* [Recorded data]
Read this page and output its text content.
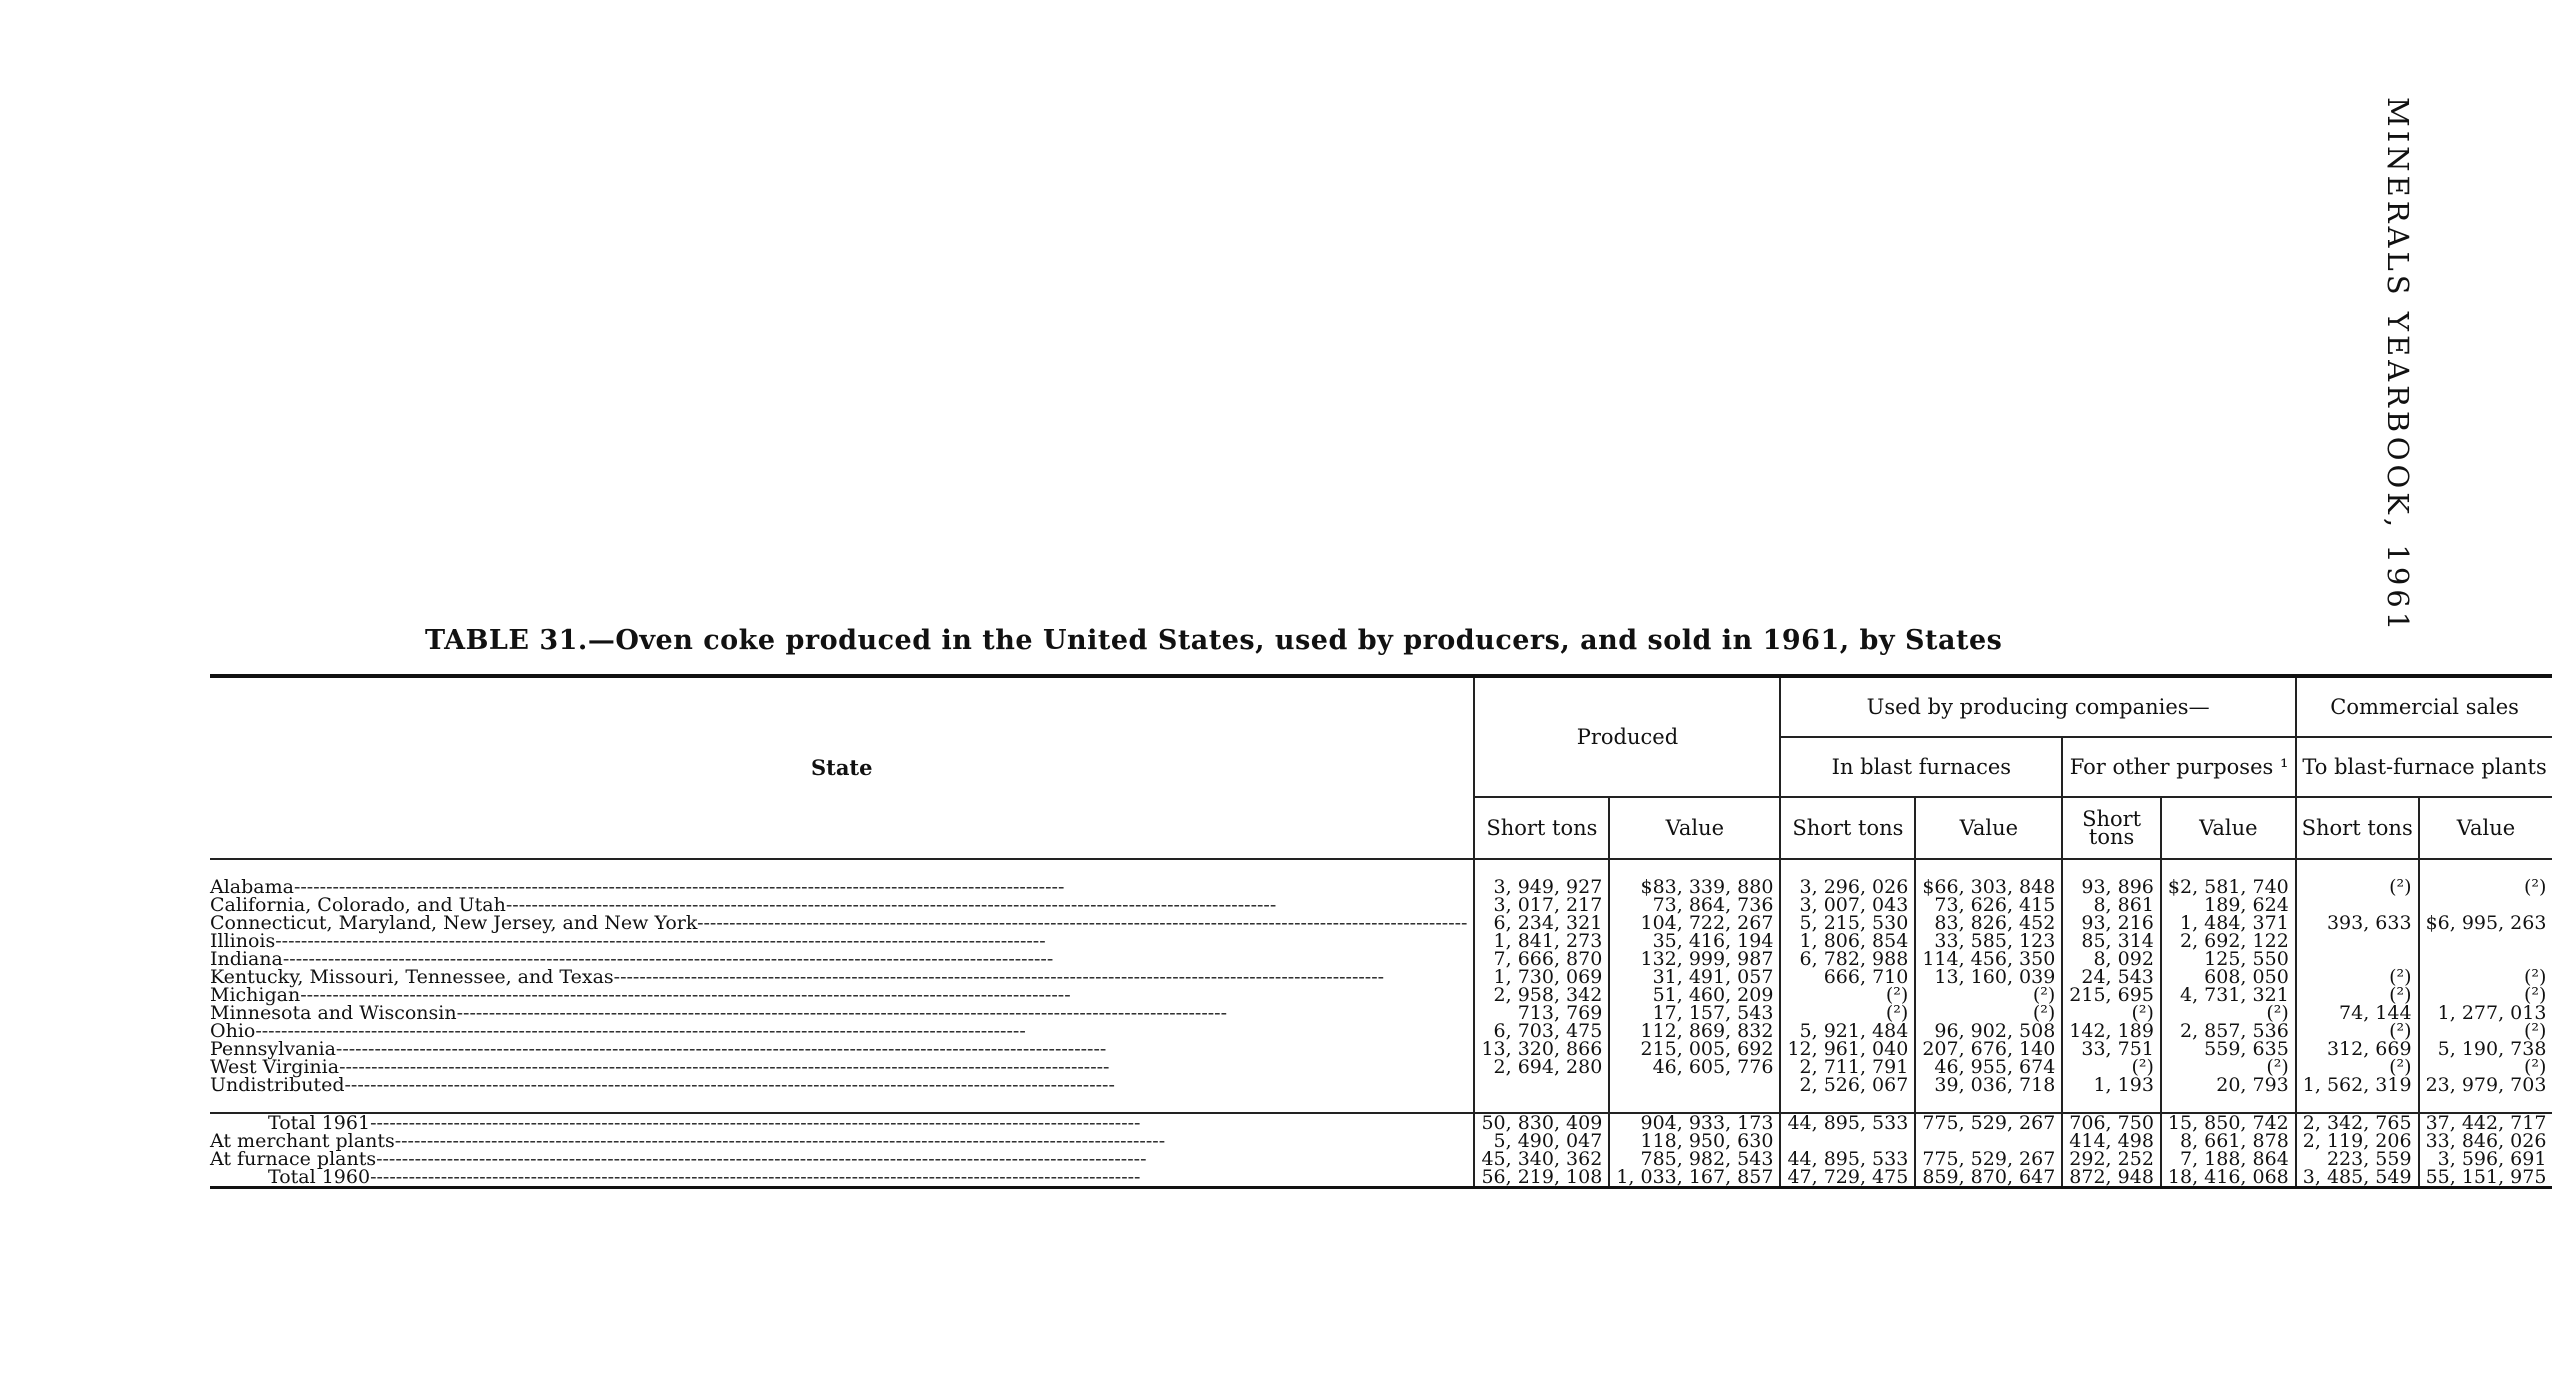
MINERALS YEARBOOK, 1961
TABLE 31.—Oven coke produced in the United States, used by producers, and sold in 1961, by States
State	Produced		Used by producing companies—				Commercial sales	
			In blast furnaces		For other purposes ¹		To blast-furnace plants	
	Short tons	Value	Short tons	Value	Short tons	Value	Short tons	Value

Alabama------------------------------------------------------------------------------------------------------------------------	3, 949, 927	$83, 339, 880	3, 296, 026	$66, 303, 848	93, 896	$2, 581, 740	(²)	(²)
California, Colorado, and Utah------------------------------------------------------------------------------------------------------------------------	3, 017, 217	73, 864, 736	3, 007, 043	73, 626, 415	8, 861	189, 624		
Connecticut, Maryland, New Jersey, and New York------------------------------------------------------------------------------------------------------------------------	6, 234, 321	104, 722, 267	5, 215, 530	83, 826, 452	93, 216	1, 484, 371	393, 633	$6, 995, 263
Illinois------------------------------------------------------------------------------------------------------------------------	1, 841, 273	35, 416, 194	1, 806, 854	33, 585, 123	85, 314	2, 692, 122		
Indiana------------------------------------------------------------------------------------------------------------------------	7, 666, 870	132, 999, 987	6, 782, 988	114, 456, 350	8, 092	125, 550		
Kentucky, Missouri, Tennessee, and Texas------------------------------------------------------------------------------------------------------------------------	1, 730, 069	31, 491, 057	666, 710	13, 160, 039	24, 543	608, 050	(²)	(²)
Michigan------------------------------------------------------------------------------------------------------------------------	2, 958, 342	51, 460, 209	(²)	(²)	215, 695	4, 731, 321	(²)	(²)
Minnesota and Wisconsin------------------------------------------------------------------------------------------------------------------------	713, 769	17, 157, 543	(²)	(²)	(²)	(²)	74, 144	1, 277, 013
Ohio------------------------------------------------------------------------------------------------------------------------	6, 703, 475	112, 869, 832	5, 921, 484	96, 902, 508	142, 189	2, 857, 536	(²)	(²)
Pennsylvania------------------------------------------------------------------------------------------------------------------------	13, 320, 866	215, 005, 692	12, 961, 040	207, 676, 140	33, 751	559, 635	312, 669	5, 190, 738
West Virginia------------------------------------------------------------------------------------------------------------------------	2, 694, 280	46, 605, 776	2, 711, 791	46, 955, 674	(²)	(²)	(²)	(²)
Undistributed------------------------------------------------------------------------------------------------------------------------			2, 526, 067	39, 036, 718	1, 193	20, 793	1, 562, 319	23, 979, 703

Total 1961------------------------------------------------------------------------------------------------------------------------	50, 830, 409	904, 933, 173	44, 895, 533	775, 529, 267	706, 750	15, 850, 742	2, 342, 765	37, 442, 717
At merchant plants------------------------------------------------------------------------------------------------------------------------	5, 490, 047	118, 950, 630			414, 498	8, 661, 878	2, 119, 206	33, 846, 026
At furnace plants------------------------------------------------------------------------------------------------------------------------	45, 340, 362	785, 982, 543	44, 895, 533	775, 529, 267	292, 252	7, 188, 864	223, 559	3, 596, 691
Total 1960------------------------------------------------------------------------------------------------------------------------	56, 219, 108	1, 033, 167, 857	47, 729, 475	859, 870, 647	872, 948	18, 416, 068	3, 485, 549	55, 151, 975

* [Exercise details]
Exclude every picture and copy the remaining data exactly.

* [Exercise answer]
Read this page and output its text content.
MINERALS YEARBOOK, 1961
TABLE 31.—Oven coke produced in the United States, used by producers, and sold in 1961, by States
State	Produced		Used by producing companies—				Commercial sales	
			In blast furnaces		For other purposes ¹		To blast-furnace plants	
	Short tons	Value	Short tons	Value	Short tons	Value	Short tons	Value

Alabama------------------------------------------------------------------------------------------------------------------------	3, 949, 927	$83, 339, 880	3, 296, 026	$66, 303, 848	93, 896	$2, 581, 740	(²)	(²)
California, Colorado, and Utah------------------------------------------------------------------------------------------------------------------------	3, 017, 217	73, 864, 736	3, 007, 043	73, 626, 415	8, 861	189, 624		
Connecticut, Maryland, New Jersey, and New York------------------------------------------------------------------------------------------------------------------------	6, 234, 321	104, 722, 267	5, 215, 530	83, 826, 452	93, 216	1, 484, 371	393, 633	$6, 995, 263
Illinois------------------------------------------------------------------------------------------------------------------------	1, 841, 273	35, 416, 194	1, 806, 854	33, 585, 123	85, 314	2, 692, 122		
Indiana------------------------------------------------------------------------------------------------------------------------	7, 666, 870	132, 999, 987	6, 782, 988	114, 456, 350	8, 092	125, 550		
Kentucky, Missouri, Tennessee, and Texas------------------------------------------------------------------------------------------------------------------------	1, 730, 069	31, 491, 057	666, 710	13, 160, 039	24, 543	608, 050	(²)	(²)
Michigan------------------------------------------------------------------------------------------------------------------------	2, 958, 342	51, 460, 209	(²)	(²)	215, 695	4, 731, 321	(²)	(²)
Minnesota and Wisconsin------------------------------------------------------------------------------------------------------------------------	713, 769	17, 157, 543	(²)	(²)	(²)	(²)	74, 144	1, 277, 013
Ohio------------------------------------------------------------------------------------------------------------------------	6, 703, 475	112, 869, 832	5, 921, 484	96, 902, 508	142, 189	2, 857, 536	(²)	(²)
Pennsylvania------------------------------------------------------------------------------------------------------------------------	13, 320, 866	215, 005, 692	12, 961, 040	207, 676, 140	33, 751	559, 635	312, 669	5, 190, 738
West Virginia------------------------------------------------------------------------------------------------------------------------	2, 694, 280	46, 605, 776	2, 711, 791	46, 955, 674	(²)	(²)	(²)	(²)
Undistributed------------------------------------------------------------------------------------------------------------------------			2, 526, 067	39, 036, 718	1, 193	20, 793	1, 562, 319	23, 979, 703

Total 1961------------------------------------------------------------------------------------------------------------------------	50, 830, 409	904, 933, 173	44, 895, 533	775, 529, 267	706, 750	15, 850, 742	2, 342, 765	37, 442, 717
At merchant plants------------------------------------------------------------------------------------------------------------------------	5, 490, 047	118, 950, 630			414, 498	8, 661, 878	2, 119, 206	33, 846, 026
At furnace plants------------------------------------------------------------------------------------------------------------------------	45, 340, 362	785, 982, 543	44, 895, 533	775, 529, 267	292, 252	7, 188, 864	223, 559	3, 596, 691
Total 1960------------------------------------------------------------------------------------------------------------------------	56, 219, 108	1, 033, 167, 857	47, 729, 475	859, 870, 647	872, 948	18, 416, 068	3, 485, 549	55, 151, 975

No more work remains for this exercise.